• Exercise:
Could you repeat the records below exactly, leaving out any pictures?
Start of Excerpted records
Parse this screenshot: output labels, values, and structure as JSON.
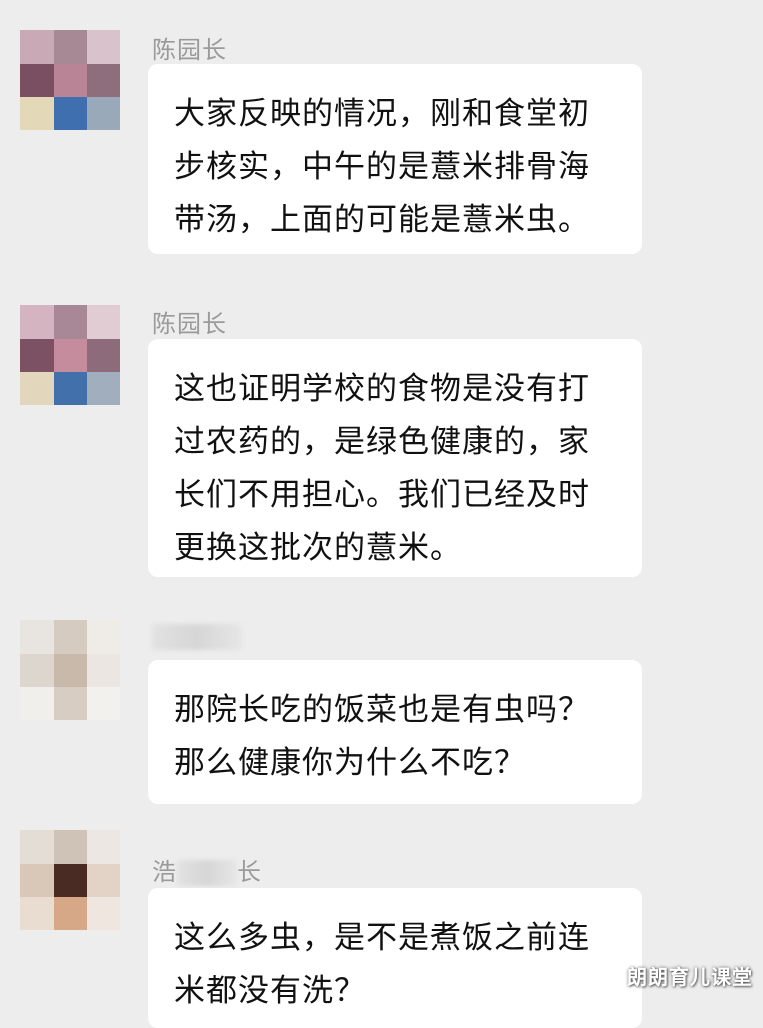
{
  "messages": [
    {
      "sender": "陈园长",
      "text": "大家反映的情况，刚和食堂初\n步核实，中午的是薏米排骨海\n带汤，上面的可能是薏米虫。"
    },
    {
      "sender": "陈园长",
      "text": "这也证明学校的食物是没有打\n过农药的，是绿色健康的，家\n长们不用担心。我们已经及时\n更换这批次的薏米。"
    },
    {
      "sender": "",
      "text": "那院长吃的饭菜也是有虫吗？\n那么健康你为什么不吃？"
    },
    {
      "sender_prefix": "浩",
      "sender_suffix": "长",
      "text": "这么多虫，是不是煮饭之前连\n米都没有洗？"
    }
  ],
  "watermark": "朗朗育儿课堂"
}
End of Excerpted records
• Answer to the task:
Parse this screenshot: output labels, values, and structure as JSON.
{
  "messages": [
    {
      "sender": "陈园长",
      "text": "大家反映的情况，刚和食堂初\n步核实，中午的是薏米排骨海\n带汤，上面的可能是薏米虫。"
    },
    {
      "sender": "陈园长",
      "text": "这也证明学校的食物是没有打\n过农药的，是绿色健康的，家\n长们不用担心。我们已经及时\n更换这批次的薏米。"
    },
    {
      "sender": "",
      "text": "那院长吃的饭菜也是有虫吗？\n那么健康你为什么不吃？"
    },
    {
      "sender_prefix": "浩",
      "sender_suffix": "长",
      "text": "这么多虫，是不是煮饭之前连\n米都没有洗？"
    }
  ],
  "watermark": "朗朗育儿课堂"
}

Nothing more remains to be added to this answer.